═══ Input records
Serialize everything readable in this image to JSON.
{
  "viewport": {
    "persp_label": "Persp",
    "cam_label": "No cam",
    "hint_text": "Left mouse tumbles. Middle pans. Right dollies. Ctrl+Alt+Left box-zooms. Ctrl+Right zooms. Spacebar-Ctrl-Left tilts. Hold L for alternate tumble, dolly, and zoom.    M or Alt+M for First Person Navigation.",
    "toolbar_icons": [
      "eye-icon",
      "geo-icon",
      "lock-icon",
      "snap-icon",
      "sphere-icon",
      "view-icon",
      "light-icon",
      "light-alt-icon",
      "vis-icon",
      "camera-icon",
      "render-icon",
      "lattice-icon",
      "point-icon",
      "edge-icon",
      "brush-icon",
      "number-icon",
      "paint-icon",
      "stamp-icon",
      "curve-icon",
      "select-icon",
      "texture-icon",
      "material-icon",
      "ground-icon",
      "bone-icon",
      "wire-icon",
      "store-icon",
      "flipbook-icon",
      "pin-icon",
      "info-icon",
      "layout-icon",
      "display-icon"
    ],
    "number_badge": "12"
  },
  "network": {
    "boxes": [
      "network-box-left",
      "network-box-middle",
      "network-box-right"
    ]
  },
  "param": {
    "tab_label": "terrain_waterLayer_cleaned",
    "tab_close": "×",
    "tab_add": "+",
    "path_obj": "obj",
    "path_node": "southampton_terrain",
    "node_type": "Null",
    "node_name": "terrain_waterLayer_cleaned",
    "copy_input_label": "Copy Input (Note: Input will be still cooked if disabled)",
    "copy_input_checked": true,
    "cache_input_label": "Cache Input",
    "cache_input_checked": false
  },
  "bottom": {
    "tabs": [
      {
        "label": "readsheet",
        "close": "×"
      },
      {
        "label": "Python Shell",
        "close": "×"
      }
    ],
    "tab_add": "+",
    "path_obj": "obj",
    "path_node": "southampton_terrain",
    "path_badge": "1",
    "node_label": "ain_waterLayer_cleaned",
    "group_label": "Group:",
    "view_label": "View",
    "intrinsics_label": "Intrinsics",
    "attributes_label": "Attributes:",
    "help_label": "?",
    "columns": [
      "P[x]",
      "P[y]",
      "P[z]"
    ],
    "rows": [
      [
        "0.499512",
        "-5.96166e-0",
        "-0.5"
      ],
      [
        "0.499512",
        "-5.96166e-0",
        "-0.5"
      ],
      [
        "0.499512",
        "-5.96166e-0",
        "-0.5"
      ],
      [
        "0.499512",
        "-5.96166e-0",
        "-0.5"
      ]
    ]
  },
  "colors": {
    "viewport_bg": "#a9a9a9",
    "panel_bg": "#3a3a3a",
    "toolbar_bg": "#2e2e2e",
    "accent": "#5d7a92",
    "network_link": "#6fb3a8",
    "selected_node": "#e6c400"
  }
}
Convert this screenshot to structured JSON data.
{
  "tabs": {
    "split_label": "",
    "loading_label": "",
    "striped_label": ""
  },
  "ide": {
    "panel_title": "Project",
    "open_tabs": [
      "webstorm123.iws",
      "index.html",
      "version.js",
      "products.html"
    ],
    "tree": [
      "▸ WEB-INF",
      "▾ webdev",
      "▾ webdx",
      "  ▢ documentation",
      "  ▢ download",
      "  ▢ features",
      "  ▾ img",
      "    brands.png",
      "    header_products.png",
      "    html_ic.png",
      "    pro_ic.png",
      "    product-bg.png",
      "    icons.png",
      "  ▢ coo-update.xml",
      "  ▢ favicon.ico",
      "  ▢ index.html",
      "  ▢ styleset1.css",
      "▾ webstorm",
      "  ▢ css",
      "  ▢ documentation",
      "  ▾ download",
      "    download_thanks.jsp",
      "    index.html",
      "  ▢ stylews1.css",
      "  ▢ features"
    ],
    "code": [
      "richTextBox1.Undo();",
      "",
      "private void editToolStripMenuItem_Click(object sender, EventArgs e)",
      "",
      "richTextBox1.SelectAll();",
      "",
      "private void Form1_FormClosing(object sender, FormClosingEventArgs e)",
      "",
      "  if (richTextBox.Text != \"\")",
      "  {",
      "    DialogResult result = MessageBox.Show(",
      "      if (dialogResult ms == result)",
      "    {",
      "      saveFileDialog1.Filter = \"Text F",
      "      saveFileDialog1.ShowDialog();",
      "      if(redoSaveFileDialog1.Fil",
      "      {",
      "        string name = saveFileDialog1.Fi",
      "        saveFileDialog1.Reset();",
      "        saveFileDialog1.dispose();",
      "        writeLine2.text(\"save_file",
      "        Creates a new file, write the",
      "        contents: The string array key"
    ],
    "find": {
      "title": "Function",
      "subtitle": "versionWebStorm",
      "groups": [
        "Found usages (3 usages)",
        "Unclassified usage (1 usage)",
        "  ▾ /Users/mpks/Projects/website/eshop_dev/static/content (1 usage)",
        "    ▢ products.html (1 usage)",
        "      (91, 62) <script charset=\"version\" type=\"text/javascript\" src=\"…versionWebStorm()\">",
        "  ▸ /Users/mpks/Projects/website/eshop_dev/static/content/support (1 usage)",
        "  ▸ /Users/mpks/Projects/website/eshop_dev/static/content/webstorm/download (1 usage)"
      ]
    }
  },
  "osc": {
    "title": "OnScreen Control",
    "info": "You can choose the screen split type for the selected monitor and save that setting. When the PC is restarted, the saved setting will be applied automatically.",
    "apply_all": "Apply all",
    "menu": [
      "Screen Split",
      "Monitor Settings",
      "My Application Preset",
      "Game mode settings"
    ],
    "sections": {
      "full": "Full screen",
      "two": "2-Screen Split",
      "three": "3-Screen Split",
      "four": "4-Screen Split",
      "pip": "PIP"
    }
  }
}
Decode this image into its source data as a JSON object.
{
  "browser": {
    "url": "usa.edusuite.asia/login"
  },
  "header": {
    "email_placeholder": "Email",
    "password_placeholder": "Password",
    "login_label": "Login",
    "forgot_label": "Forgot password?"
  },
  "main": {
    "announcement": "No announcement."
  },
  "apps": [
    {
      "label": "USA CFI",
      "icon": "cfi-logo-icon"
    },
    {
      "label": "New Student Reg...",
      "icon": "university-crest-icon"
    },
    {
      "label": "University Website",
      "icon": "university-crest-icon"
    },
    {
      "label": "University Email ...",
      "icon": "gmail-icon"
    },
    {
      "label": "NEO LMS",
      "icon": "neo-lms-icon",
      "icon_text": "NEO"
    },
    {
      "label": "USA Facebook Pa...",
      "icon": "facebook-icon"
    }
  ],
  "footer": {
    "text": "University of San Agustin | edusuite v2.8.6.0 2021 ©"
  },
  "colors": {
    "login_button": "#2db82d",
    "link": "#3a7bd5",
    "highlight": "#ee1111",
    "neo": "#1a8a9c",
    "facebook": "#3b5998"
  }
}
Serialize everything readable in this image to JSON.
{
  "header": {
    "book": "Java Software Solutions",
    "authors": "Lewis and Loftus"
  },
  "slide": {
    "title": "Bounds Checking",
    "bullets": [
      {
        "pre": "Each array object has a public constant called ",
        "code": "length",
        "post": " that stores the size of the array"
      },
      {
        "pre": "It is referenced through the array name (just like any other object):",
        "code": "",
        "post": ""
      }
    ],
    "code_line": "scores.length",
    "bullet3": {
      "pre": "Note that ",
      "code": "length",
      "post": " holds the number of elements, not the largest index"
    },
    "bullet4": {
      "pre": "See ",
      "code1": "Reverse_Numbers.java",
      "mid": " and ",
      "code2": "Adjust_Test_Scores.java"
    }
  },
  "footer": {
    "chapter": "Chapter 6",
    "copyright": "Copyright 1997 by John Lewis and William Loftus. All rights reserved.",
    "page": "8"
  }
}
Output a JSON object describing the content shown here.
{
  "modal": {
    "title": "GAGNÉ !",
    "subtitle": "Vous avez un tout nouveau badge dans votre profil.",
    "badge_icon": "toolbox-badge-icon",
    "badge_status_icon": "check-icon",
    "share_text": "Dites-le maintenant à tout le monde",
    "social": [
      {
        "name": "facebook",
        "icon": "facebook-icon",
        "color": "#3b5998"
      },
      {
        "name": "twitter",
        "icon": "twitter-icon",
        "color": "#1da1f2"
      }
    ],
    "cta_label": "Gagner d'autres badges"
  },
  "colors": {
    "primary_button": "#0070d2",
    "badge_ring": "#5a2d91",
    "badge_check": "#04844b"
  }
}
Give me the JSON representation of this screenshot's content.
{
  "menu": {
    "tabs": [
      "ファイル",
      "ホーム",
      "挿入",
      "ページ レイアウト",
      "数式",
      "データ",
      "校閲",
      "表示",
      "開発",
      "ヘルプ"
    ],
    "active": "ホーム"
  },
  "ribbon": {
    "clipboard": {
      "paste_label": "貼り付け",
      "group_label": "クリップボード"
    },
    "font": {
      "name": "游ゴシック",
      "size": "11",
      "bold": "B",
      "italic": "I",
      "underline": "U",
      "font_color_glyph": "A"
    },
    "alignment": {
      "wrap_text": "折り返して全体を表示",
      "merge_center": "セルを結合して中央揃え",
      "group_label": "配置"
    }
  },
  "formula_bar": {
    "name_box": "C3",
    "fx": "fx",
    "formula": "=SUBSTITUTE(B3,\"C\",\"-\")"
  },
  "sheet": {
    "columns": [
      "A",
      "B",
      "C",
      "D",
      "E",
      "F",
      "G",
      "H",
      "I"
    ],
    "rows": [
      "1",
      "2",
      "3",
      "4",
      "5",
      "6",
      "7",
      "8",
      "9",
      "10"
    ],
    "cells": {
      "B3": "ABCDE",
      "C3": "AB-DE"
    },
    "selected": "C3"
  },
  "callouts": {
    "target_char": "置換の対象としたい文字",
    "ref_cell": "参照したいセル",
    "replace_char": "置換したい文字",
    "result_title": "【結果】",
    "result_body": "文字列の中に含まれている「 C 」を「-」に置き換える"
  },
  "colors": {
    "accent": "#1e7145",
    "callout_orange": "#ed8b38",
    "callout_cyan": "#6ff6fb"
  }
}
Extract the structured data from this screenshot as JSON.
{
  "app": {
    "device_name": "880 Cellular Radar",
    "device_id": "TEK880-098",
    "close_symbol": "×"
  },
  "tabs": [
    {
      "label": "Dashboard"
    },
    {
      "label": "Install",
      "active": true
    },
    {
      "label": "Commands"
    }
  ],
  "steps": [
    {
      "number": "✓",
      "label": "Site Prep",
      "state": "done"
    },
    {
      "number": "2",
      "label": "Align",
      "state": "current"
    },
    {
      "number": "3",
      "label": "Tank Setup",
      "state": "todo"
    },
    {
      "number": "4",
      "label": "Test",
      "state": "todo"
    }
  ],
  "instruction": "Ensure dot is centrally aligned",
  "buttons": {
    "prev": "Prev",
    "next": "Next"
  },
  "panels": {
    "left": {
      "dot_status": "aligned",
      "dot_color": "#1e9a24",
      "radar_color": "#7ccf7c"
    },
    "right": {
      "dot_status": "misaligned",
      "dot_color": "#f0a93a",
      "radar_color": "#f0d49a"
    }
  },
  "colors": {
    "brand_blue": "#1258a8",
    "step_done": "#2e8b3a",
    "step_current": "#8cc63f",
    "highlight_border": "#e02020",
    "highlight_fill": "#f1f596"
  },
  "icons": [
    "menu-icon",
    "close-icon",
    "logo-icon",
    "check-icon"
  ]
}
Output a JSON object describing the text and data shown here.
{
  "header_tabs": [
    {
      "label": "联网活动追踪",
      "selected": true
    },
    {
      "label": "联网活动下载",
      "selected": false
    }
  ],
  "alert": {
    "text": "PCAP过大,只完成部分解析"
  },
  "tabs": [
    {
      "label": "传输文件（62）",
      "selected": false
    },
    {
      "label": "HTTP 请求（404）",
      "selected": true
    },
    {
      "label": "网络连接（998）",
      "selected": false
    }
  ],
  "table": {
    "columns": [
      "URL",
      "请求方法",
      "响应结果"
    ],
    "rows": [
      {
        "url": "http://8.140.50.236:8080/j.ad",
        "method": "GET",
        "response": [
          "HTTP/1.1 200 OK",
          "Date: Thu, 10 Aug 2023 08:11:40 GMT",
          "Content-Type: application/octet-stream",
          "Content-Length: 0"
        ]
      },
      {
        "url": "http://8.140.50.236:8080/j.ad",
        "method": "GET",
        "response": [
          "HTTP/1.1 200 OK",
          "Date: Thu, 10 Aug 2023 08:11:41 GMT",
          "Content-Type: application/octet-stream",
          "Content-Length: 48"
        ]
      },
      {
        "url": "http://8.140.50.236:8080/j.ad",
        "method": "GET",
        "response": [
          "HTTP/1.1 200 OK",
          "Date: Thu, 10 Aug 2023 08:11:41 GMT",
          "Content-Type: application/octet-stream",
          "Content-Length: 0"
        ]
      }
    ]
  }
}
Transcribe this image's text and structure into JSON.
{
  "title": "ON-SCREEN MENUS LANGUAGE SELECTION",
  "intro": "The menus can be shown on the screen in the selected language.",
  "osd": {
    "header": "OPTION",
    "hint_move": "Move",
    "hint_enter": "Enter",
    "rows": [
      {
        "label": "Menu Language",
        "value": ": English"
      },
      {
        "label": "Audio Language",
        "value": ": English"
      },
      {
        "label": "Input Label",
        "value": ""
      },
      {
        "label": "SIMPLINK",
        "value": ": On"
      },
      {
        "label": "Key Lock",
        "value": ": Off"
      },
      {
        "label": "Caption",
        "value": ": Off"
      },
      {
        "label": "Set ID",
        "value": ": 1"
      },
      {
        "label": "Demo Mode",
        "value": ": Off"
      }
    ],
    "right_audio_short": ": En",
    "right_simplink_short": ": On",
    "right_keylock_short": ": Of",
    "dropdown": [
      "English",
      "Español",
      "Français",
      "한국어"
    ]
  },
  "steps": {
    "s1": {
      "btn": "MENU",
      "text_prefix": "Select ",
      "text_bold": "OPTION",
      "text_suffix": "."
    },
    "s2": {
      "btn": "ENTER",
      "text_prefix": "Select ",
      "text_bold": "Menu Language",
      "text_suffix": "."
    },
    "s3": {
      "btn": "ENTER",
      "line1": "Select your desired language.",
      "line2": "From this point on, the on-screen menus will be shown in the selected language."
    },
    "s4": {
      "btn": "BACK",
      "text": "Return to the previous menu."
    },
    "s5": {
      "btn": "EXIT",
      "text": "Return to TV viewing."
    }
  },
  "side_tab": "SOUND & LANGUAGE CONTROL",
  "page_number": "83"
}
══════
| Work to do |
Work through the listing above and report how many lines include the string "Users", with no other text.

| Exercise answer |
3